What you are asked to do
Go through the entries below and copy each line containing the word "servizio".
· · · ·
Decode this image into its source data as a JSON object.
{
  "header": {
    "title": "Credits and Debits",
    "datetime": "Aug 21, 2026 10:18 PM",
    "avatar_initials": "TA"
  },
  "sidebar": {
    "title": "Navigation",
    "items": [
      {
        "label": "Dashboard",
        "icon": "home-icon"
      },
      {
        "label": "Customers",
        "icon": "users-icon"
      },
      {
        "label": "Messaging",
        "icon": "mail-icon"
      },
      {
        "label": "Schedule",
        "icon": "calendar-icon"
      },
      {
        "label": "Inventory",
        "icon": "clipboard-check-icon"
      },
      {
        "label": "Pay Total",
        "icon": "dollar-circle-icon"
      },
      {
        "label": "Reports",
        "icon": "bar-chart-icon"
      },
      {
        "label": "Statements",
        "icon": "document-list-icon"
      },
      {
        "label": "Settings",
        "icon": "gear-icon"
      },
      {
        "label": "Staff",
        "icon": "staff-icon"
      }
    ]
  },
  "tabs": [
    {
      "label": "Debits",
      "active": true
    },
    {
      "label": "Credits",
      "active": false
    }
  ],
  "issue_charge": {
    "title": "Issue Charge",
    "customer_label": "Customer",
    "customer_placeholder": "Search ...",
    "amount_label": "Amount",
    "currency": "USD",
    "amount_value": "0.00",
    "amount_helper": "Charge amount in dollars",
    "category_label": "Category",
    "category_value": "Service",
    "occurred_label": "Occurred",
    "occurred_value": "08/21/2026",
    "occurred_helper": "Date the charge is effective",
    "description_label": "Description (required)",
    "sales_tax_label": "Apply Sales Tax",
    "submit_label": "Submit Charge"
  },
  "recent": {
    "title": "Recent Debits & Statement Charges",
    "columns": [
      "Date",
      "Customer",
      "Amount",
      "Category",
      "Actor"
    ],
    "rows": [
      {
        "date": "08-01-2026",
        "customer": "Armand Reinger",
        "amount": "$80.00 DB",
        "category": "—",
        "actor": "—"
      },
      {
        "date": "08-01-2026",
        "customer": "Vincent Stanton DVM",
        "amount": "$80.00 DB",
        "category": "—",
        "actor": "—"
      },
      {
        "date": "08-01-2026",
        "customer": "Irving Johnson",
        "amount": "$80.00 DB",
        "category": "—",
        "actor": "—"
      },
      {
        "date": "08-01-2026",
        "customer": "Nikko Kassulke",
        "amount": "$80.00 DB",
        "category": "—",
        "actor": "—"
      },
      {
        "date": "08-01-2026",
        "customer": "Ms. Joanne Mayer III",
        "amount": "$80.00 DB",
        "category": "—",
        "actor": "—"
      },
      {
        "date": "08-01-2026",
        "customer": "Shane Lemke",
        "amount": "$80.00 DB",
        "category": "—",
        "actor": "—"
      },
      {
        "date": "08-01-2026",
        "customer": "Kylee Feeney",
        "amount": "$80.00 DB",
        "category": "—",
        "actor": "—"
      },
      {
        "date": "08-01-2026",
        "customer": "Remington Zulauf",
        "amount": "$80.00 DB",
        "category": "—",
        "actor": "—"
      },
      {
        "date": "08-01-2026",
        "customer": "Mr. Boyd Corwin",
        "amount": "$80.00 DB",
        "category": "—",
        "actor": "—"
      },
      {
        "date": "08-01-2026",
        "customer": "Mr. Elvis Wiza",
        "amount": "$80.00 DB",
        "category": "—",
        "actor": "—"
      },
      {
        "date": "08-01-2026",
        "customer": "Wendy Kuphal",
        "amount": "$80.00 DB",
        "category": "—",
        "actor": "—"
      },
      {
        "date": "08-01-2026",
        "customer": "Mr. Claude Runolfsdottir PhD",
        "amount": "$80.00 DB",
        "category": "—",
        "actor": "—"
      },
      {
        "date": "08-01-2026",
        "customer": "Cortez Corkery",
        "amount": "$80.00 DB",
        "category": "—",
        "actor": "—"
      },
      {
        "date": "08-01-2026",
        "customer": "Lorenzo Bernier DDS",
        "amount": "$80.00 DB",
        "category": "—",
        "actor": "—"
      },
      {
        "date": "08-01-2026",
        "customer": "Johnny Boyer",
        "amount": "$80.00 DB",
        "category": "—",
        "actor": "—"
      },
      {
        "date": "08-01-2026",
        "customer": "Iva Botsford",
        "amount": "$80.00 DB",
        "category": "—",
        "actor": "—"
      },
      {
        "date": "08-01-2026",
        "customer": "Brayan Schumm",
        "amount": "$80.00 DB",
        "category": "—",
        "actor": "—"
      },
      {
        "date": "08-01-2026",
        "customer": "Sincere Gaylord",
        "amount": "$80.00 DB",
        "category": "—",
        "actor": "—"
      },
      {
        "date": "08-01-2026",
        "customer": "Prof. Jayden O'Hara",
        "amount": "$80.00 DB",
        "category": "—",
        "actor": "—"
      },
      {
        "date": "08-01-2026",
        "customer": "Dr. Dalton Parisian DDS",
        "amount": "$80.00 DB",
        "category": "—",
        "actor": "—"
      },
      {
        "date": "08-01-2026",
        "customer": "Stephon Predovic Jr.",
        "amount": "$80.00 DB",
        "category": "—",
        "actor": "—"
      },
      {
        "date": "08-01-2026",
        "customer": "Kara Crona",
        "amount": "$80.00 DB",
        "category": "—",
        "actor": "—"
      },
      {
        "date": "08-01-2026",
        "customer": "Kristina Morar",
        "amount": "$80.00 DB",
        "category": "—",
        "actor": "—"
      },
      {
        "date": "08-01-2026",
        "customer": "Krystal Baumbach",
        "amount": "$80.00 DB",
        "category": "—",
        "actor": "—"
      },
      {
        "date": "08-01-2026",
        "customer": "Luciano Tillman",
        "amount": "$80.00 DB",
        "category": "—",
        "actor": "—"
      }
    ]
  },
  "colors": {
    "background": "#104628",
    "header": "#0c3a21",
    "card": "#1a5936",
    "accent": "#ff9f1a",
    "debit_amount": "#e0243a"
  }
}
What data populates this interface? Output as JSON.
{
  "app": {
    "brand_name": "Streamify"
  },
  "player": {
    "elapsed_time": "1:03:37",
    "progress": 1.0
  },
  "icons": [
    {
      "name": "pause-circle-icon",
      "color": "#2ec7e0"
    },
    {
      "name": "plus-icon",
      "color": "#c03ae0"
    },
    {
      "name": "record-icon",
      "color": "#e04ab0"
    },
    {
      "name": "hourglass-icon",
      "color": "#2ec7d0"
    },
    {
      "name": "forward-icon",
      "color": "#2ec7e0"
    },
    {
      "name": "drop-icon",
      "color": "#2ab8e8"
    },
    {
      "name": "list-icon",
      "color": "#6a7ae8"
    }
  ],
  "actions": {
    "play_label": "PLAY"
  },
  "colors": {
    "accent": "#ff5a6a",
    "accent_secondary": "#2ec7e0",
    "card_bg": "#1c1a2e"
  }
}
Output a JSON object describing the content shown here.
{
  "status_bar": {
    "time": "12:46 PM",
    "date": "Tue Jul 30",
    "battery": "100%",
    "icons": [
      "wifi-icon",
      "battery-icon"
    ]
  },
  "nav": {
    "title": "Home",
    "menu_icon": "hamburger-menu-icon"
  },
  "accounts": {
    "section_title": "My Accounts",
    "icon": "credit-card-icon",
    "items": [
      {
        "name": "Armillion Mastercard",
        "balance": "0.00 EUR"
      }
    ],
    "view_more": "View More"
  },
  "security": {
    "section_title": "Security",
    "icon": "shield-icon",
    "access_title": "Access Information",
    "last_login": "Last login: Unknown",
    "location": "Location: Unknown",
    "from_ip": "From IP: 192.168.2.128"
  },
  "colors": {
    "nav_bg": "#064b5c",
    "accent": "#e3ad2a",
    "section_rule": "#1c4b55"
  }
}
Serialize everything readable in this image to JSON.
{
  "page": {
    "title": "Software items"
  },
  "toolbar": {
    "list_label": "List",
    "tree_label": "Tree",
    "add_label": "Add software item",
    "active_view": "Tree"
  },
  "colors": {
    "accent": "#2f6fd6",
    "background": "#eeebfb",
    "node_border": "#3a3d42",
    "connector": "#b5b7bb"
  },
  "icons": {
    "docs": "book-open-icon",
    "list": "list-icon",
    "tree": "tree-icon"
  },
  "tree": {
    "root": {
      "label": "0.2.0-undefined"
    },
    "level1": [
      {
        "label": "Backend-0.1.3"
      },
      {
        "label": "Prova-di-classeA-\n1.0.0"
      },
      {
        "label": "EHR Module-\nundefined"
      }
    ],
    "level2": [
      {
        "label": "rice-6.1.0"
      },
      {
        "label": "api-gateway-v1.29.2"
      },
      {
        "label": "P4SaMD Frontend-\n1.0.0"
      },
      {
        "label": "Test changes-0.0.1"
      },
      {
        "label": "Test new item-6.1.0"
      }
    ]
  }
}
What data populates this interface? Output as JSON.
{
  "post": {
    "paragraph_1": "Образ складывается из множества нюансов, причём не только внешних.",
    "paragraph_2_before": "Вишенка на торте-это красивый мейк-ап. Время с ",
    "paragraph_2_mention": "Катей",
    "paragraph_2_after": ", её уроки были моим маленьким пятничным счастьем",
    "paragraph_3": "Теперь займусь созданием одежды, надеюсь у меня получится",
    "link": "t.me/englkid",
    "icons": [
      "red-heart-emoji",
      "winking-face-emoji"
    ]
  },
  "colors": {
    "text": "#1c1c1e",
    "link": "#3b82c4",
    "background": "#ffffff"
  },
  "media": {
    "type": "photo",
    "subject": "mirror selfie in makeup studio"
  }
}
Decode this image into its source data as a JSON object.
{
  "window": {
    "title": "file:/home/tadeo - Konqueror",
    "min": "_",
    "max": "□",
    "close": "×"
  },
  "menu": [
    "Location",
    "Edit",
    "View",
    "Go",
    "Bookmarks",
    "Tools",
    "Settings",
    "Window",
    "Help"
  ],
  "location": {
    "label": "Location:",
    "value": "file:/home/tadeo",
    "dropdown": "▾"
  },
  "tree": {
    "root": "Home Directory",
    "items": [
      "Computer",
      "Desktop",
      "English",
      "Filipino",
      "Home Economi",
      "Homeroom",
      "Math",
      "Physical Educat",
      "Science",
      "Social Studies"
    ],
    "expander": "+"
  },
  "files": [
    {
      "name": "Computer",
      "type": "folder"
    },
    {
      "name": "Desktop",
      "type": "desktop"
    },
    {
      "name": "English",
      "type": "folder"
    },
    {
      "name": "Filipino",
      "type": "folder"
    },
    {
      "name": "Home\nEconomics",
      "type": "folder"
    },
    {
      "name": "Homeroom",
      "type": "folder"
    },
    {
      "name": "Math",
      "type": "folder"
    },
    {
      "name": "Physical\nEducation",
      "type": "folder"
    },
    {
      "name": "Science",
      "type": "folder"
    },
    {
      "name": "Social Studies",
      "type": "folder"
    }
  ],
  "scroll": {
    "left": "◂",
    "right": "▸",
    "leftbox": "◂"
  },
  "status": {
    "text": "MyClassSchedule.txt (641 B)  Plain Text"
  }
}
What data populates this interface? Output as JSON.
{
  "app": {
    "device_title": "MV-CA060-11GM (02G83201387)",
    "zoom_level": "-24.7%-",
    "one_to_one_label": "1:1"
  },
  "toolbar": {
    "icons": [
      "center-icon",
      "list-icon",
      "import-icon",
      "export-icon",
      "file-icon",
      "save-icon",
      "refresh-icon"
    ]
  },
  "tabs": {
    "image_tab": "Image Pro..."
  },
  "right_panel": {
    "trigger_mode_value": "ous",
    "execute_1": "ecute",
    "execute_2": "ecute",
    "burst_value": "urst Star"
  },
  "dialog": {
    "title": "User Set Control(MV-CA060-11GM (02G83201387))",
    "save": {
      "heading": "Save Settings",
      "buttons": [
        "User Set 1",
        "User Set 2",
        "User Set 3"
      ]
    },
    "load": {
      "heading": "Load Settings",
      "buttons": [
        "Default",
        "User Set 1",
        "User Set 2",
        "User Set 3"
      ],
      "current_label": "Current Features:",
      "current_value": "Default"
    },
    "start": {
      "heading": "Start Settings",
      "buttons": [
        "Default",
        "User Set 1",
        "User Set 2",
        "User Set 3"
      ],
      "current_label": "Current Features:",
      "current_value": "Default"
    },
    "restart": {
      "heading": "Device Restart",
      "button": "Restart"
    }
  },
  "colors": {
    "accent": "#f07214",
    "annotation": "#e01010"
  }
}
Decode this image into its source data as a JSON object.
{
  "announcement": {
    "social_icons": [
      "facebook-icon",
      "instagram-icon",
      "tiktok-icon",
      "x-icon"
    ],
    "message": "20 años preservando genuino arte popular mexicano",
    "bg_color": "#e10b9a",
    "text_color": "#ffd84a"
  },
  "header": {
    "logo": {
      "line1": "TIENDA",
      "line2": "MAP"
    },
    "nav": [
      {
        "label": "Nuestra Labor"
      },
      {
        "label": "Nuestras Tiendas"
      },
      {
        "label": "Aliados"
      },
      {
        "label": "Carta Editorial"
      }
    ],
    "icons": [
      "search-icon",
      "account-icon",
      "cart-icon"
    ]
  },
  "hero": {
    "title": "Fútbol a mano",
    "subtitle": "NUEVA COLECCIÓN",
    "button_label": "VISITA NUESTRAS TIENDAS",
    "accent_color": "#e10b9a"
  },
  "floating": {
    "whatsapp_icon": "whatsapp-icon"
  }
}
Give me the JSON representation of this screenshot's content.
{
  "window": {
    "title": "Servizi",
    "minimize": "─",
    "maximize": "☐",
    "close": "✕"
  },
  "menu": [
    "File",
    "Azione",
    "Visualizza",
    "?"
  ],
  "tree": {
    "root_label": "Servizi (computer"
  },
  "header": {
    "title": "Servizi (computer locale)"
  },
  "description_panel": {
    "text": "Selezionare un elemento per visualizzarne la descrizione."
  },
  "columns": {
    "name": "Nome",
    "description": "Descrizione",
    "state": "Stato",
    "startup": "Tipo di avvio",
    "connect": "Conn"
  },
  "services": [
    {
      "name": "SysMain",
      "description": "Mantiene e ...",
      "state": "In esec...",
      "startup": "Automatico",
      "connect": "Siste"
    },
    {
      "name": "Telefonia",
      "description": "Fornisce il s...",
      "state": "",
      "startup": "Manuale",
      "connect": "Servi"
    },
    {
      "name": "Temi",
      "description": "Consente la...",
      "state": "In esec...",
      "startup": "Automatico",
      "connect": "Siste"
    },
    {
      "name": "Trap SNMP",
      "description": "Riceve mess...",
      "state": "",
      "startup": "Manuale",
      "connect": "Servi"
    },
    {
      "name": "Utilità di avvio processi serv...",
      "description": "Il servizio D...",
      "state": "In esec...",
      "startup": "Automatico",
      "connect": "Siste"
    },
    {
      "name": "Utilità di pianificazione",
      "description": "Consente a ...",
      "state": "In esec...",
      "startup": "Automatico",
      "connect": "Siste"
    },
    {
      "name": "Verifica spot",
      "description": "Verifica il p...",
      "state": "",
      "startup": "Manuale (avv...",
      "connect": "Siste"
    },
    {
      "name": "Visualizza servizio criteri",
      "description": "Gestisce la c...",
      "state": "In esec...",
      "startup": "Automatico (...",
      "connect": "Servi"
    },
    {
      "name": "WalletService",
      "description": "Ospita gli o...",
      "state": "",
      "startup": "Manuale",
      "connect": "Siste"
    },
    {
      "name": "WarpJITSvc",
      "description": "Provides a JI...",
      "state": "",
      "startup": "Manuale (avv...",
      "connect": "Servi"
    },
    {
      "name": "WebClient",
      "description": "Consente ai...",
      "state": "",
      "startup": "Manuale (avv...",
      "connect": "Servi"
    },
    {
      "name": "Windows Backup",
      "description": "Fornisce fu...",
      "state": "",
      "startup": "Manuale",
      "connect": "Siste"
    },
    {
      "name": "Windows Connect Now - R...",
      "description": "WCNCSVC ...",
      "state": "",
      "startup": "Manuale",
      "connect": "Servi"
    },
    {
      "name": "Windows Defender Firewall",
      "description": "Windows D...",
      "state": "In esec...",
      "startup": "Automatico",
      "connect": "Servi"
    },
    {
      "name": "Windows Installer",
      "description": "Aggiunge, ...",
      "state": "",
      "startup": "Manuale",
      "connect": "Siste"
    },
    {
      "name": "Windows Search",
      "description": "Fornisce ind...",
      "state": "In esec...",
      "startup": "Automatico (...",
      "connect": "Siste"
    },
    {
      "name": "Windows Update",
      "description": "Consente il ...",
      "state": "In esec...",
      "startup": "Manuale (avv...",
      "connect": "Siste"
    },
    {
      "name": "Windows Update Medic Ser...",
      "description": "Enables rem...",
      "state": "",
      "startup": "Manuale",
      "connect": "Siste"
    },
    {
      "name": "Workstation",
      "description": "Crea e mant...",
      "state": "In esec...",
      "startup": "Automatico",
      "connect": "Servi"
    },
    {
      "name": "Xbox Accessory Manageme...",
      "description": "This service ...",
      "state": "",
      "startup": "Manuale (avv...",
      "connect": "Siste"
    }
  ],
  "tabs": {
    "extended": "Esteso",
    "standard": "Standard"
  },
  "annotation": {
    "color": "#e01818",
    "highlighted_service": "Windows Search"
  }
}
· · · ·
Solution to the problem
      "description": "Il servizio D...",
      "name": "Visualizza servizio criteri",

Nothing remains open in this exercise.